━━━ Material shown

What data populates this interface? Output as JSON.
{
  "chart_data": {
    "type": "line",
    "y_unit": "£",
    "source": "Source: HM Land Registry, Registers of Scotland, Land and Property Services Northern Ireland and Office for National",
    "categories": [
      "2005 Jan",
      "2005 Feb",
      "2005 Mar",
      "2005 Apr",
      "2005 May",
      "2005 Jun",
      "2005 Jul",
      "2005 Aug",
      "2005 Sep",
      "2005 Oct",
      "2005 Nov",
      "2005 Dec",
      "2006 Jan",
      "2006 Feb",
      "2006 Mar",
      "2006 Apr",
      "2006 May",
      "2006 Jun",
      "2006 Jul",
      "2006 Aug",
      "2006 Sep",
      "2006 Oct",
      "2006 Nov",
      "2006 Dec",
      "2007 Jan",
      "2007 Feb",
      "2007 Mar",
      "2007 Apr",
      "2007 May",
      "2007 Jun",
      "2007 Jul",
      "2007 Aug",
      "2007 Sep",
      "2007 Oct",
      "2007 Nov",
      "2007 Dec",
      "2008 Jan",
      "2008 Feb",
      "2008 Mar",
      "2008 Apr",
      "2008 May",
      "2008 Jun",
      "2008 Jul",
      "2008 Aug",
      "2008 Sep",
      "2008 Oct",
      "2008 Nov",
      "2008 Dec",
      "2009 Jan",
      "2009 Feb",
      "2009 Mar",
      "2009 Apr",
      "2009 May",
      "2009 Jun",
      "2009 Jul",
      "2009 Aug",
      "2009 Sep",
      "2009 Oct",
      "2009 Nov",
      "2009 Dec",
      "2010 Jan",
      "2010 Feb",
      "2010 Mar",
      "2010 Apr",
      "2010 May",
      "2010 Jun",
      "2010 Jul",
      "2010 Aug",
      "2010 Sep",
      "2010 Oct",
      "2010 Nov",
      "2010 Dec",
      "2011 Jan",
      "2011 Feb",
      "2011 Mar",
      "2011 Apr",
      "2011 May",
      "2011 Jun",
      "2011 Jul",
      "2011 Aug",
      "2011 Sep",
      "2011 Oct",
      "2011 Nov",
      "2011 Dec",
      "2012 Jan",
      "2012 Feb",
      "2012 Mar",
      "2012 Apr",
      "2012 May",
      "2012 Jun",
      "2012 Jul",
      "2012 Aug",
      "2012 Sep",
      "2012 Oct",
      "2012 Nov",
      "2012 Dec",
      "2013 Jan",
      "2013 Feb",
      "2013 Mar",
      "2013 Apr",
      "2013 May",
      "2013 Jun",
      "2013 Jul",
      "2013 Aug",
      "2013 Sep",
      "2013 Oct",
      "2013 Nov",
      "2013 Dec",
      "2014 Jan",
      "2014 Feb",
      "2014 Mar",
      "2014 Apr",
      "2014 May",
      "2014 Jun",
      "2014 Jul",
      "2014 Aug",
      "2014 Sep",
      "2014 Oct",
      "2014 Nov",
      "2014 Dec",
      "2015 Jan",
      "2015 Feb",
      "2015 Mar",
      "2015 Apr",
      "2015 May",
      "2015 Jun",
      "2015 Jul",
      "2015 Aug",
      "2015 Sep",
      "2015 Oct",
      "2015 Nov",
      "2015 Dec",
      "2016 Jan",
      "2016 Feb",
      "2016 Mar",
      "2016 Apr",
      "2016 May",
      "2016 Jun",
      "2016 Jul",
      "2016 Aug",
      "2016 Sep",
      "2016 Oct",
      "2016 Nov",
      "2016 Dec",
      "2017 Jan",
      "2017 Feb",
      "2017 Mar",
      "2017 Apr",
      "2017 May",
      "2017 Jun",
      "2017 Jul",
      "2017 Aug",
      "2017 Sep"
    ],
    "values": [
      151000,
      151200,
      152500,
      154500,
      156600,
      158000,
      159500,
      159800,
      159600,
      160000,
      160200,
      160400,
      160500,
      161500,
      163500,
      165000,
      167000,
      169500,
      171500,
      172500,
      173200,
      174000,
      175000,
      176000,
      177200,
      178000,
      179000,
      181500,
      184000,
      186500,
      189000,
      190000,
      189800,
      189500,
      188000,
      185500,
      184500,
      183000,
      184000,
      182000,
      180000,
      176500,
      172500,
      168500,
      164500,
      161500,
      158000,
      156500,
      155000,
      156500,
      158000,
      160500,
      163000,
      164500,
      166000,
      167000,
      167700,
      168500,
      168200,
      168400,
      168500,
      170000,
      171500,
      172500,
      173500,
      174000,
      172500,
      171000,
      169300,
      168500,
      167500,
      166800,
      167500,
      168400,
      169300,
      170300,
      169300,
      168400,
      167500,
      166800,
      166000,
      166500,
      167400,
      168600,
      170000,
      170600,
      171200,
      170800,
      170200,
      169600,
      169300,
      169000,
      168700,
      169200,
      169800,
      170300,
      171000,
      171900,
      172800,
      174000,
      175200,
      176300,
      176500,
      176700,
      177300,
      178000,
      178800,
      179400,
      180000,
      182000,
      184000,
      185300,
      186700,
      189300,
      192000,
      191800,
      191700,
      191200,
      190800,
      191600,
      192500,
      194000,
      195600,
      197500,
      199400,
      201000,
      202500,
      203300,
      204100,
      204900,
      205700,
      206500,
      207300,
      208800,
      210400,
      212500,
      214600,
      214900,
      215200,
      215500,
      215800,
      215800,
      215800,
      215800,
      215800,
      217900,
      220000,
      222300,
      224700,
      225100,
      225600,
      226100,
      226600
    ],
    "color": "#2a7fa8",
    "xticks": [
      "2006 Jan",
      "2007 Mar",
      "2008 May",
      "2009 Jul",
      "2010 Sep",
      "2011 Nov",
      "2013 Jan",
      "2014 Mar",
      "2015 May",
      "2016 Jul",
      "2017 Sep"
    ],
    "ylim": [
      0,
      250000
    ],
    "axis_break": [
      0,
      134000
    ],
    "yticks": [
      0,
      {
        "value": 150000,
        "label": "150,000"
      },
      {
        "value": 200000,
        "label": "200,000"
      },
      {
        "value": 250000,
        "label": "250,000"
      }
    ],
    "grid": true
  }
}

━━━━━━

* Required task
Your task is to retype all of the records exactly.

* Written solution
What data populates this interface? Output as JSON.
{
  "chart_data": {
    "type": "line",
    "y_unit": "£",
    "source": "Source: HM Land Registry, Registers of Scotland, Land and Property Services Northern Ireland and Office for National",
    "categories": [
      "2005 Jan",
      "2005 Feb",
      "2005 Mar",
      "2005 Apr",
      "2005 May",
      "2005 Jun",
      "2005 Jul",
      "2005 Aug",
      "2005 Sep",
      "2005 Oct",
      "2005 Nov",
      "2005 Dec",
      "2006 Jan",
      "2006 Feb",
      "2006 Mar",
      "2006 Apr",
      "2006 May",
      "2006 Jun",
      "2006 Jul",
      "2006 Aug",
      "2006 Sep",
      "2006 Oct",
      "2006 Nov",
      "2006 Dec",
      "2007 Jan",
      "2007 Feb",
      "2007 Mar",
      "2007 Apr",
      "2007 May",
      "2007 Jun",
      "2007 Jul",
      "2007 Aug",
      "2007 Sep",
      "2007 Oct",
      "2007 Nov",
      "2007 Dec",
      "2008 Jan",
      "2008 Feb",
      "2008 Mar",
      "2008 Apr",
      "2008 May",
      "2008 Jun",
      "2008 Jul",
      "2008 Aug",
      "2008 Sep",
      "2008 Oct",
      "2008 Nov",
      "2008 Dec",
      "2009 Jan",
      "2009 Feb",
      "2009 Mar",
      "2009 Apr",
      "2009 May",
      "2009 Jun",
      "2009 Jul",
      "2009 Aug",
      "2009 Sep",
      "2009 Oct",
      "2009 Nov",
      "2009 Dec",
      "2010 Jan",
      "2010 Feb",
      "2010 Mar",
      "2010 Apr",
      "2010 May",
      "2010 Jun",
      "2010 Jul",
      "2010 Aug",
      "2010 Sep",
      "2010 Oct",
      "2010 Nov",
      "2010 Dec",
      "2011 Jan",
      "2011 Feb",
      "2011 Mar",
      "2011 Apr",
      "2011 May",
      "2011 Jun",
      "2011 Jul",
      "2011 Aug",
      "2011 Sep",
      "2011 Oct",
      "2011 Nov",
      "2011 Dec",
      "2012 Jan",
      "2012 Feb",
      "2012 Mar",
      "2012 Apr",
      "2012 May",
      "2012 Jun",
      "2012 Jul",
      "2012 Aug",
      "2012 Sep",
      "2012 Oct",
      "2012 Nov",
      "2012 Dec",
      "2013 Jan",
      "2013 Feb",
      "2013 Mar",
      "2013 Apr",
      "2013 May",
      "2013 Jun",
      "2013 Jul",
      "2013 Aug",
      "2013 Sep",
      "2013 Oct",
      "2013 Nov",
      "2013 Dec",
      "2014 Jan",
      "2014 Feb",
      "2014 Mar",
      "2014 Apr",
      "2014 May",
      "2014 Jun",
      "2014 Jul",
      "2014 Aug",
      "2014 Sep",
      "2014 Oct",
      "2014 Nov",
      "2014 Dec",
      "2015 Jan",
      "2015 Feb",
      "2015 Mar",
      "2015 Apr",
      "2015 May",
      "2015 Jun",
      "2015 Jul",
      "2015 Aug",
      "2015 Sep",
      "2015 Oct",
      "2015 Nov",
      "2015 Dec",
      "2016 Jan",
      "2016 Feb",
      "2016 Mar",
      "2016 Apr",
      "2016 May",
      "2016 Jun",
      "2016 Jul",
      "2016 Aug",
      "2016 Sep",
      "2016 Oct",
      "2016 Nov",
      "2016 Dec",
      "2017 Jan",
      "2017 Feb",
      "2017 Mar",
      "2017 Apr",
      "2017 May",
      "2017 Jun",
      "2017 Jul",
      "2017 Aug",
      "2017 Sep"
    ],
    "values": [
      151000,
      151200,
      152500,
      154500,
      156600,
      158000,
      159500,
      159800,
      159600,
      160000,
      160200,
      160400,
      160500,
      161500,
      163500,
      165000,
      167000,
      169500,
      171500,
      172500,
      173200,
      174000,
      175000,
      176000,
      177200,
      178000,
      179000,
      181500,
      184000,
      186500,
      189000,
      190000,
      189800,
      189500,
      188000,
      185500,
      184500,
      183000,
      184000,
      182000,
      180000,
      176500,
      172500,
      168500,
      164500,
      161500,
      158000,
      156500,
      155000,
      156500,
      158000,
      160500,
      163000,
      164500,
      166000,
      167000,
      167700,
      168500,
      168200,
      168400,
      168500,
      170000,
      171500,
      172500,
      173500,
      174000,
      172500,
      171000,
      169300,
      168500,
      167500,
      166800,
      167500,
      168400,
      169300,
      170300,
      169300,
      168400,
      167500,
      166800,
      166000,
      166500,
      167400,
      168600,
      170000,
      170600,
      171200,
      170800,
      170200,
      169600,
      169300,
      169000,
      168700,
      169200,
      169800,
      170300,
      171000,
      171900,
      172800,
      174000,
      175200,
      176300,
      176500,
      176700,
      177300,
      178000,
      178800,
      179400,
      180000,
      182000,
      184000,
      185300,
      186700,
      189300,
      192000,
      191800,
      191700,
      191200,
      190800,
      191600,
      192500,
      194000,
      195600,
      197500,
      199400,
      201000,
      202500,
      203300,
      204100,
      204900,
      205700,
      206500,
      207300,
      208800,
      210400,
      212500,
      214600,
      214900,
      215200,
      215500,
      215800,
      215800,
      215800,
      215800,
      215800,
      217900,
      220000,
      222300,
      224700,
      225100,
      225600,
      226100,
      226600
    ],
    "color": "#2a7fa8",
    "xticks": [
      "2006 Jan",
      "2007 Mar",
      "2008 May",
      "2009 Jul",
      "2010 Sep",
      "2011 Nov",
      "2013 Jan",
      "2014 Mar",
      "2015 May",
      "2016 Jul",
      "2017 Sep"
    ],
    "ylim": [
      0,
      250000
    ],
    "axis_break": [
      0,
      134000
    ],
    "yticks": [
      0,
      {
        "value": 150000,
        "label": "150,000"
      },
      {
        "value": 200000,
        "label": "200,000"
      },
      {
        "value": 250000,
        "label": "250,000"
      }
    ],
    "grid": true
  }
}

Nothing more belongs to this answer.